(Dataset items)
┏━━
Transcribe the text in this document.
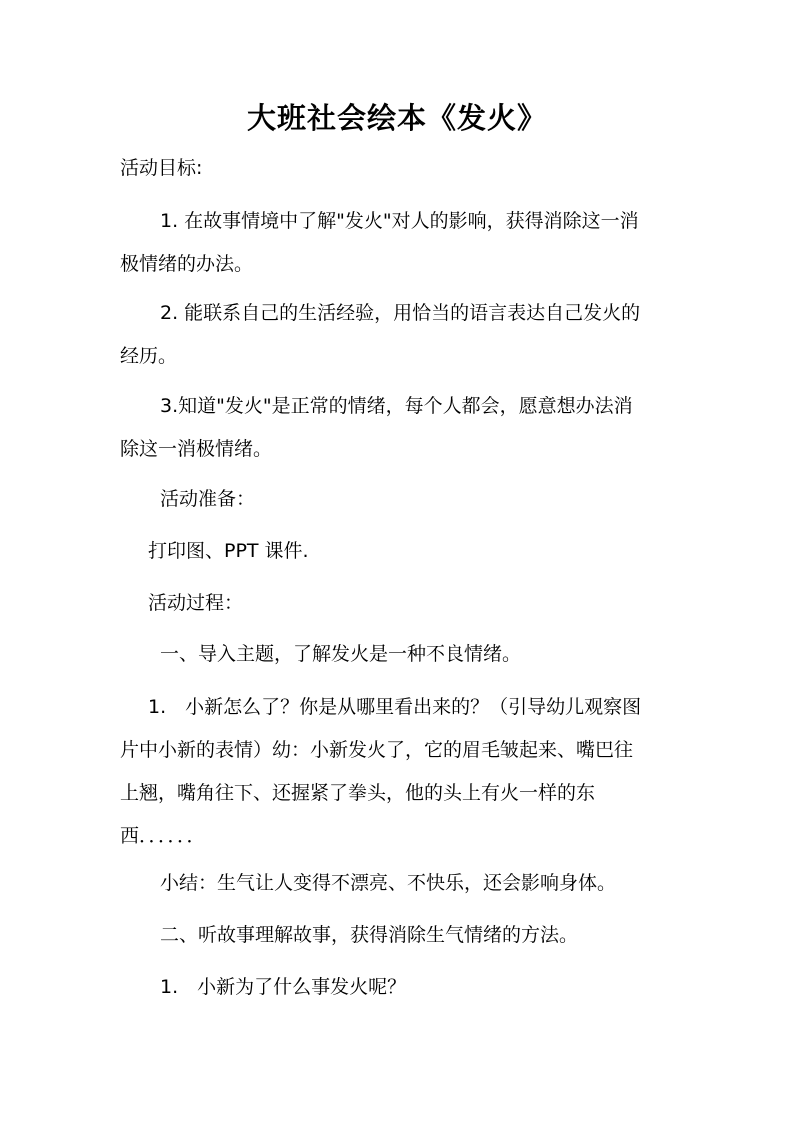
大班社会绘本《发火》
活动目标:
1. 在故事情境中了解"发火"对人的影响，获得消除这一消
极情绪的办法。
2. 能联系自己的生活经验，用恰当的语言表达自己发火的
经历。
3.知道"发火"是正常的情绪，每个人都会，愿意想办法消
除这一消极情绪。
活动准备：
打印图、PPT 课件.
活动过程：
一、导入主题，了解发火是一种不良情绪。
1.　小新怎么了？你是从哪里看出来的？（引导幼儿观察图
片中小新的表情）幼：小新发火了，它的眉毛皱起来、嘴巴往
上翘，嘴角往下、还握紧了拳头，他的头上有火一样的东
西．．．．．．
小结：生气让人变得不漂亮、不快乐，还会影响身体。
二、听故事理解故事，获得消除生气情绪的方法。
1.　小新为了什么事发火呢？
┗━━
┏━━
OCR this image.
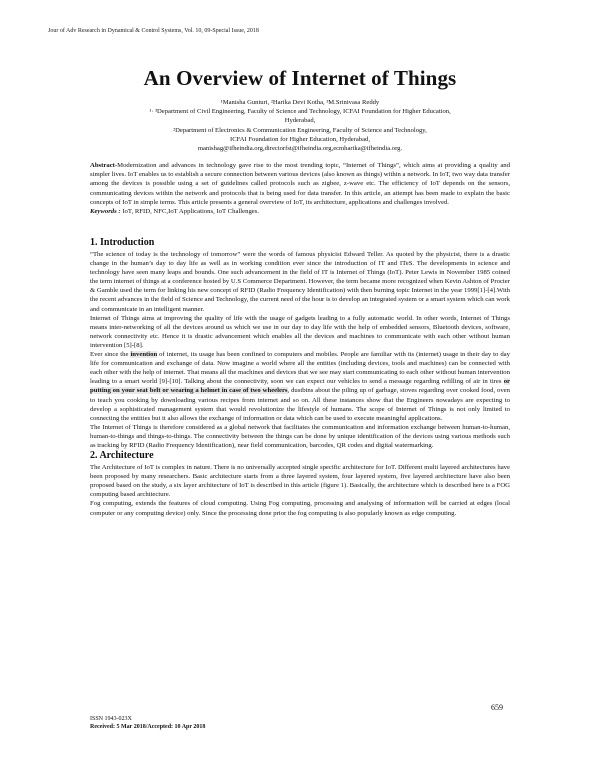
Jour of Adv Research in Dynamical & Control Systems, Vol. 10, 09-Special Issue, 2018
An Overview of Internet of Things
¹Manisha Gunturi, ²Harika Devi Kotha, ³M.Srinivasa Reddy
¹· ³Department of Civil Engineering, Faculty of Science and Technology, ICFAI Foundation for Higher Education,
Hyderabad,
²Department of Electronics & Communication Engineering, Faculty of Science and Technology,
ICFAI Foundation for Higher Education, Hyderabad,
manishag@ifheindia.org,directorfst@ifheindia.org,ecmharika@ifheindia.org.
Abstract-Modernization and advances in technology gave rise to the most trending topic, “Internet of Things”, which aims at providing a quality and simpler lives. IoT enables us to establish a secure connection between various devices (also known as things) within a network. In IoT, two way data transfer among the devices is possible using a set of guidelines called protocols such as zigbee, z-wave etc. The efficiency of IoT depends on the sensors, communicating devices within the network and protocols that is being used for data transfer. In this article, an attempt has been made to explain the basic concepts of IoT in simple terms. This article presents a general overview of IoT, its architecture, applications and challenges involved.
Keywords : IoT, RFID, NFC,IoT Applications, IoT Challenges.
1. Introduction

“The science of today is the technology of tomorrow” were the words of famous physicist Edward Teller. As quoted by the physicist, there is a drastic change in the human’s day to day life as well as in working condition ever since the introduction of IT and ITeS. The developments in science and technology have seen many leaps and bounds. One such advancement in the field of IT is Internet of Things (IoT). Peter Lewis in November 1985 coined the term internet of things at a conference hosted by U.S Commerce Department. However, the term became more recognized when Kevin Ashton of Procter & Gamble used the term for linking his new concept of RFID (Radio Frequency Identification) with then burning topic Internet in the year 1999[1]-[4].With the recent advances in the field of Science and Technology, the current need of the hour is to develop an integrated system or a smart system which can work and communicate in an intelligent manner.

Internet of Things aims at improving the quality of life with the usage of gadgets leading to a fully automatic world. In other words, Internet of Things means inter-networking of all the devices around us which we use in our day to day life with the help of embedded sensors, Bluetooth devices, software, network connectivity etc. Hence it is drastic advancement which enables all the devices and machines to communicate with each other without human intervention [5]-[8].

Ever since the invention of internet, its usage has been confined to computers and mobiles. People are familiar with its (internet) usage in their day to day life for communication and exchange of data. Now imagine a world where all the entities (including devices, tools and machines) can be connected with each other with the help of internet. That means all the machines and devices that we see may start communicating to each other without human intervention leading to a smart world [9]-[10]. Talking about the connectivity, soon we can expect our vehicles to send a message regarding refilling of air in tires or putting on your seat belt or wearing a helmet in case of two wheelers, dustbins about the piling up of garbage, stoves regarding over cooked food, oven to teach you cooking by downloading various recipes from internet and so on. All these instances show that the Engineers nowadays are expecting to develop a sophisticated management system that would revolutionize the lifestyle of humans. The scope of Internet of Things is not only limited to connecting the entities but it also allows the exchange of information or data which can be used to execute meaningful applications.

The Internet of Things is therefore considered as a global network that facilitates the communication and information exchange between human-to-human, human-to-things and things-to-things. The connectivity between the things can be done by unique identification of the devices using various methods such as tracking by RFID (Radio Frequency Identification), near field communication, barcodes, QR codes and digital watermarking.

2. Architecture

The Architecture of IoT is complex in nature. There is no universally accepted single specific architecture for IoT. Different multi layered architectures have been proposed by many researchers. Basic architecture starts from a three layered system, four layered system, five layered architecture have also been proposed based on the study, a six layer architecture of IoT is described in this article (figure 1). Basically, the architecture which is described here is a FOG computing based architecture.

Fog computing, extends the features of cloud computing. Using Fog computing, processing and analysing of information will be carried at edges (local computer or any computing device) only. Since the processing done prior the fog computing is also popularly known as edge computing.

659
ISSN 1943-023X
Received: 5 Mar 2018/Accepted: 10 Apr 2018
┗━━
# WHAT IS BEING ASKED
State how many lines of the records above contain the word "Hyderabad", and give only that number.

# WRITTEN RESPONSE
2